■ **WHAT IS NEEDED**
Reproduce all of the data that follows, character for character.

■ **THE DATA**

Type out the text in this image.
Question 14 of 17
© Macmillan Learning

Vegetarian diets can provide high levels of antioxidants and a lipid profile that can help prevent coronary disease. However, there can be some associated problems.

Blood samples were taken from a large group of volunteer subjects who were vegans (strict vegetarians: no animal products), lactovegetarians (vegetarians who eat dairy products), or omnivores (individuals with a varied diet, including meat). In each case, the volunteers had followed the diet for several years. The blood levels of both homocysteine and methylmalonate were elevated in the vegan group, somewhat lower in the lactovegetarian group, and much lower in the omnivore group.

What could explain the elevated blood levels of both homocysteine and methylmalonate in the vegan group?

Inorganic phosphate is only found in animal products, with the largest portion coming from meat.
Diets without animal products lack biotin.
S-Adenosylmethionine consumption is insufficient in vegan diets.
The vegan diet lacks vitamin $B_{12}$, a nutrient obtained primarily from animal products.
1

■ **SOLUTION**
Type out the text in this image.
Question 14 of 17
© Macmillan Learning

Vegetarian diets can provide high levels of antioxidants and a lipid profile that can help prevent coronary disease. However, there can be some associated problems.

Blood samples were taken from a large group of volunteer subjects who were vegans (strict vegetarians: no animal products), lactovegetarians (vegetarians who eat dairy products), or omnivores (individuals with a varied diet, including meat). In each case, the volunteers had followed the diet for several years. The blood levels of both homocysteine and methylmalonate were elevated in the vegan group, somewhat lower in the lactovegetarian group, and much lower in the omnivore group.

What could explain the elevated blood levels of both homocysteine and methylmalonate in the vegan group?

Inorganic phosphate is only found in animal products, with the largest portion coming from meat.
Diets without animal products lack biotin.
S-Adenosylmethionine consumption is insufficient in vegan diets.
The vegan diet lacks vitamin $B_{12}$, a nutrient obtained primarily from animal products.
1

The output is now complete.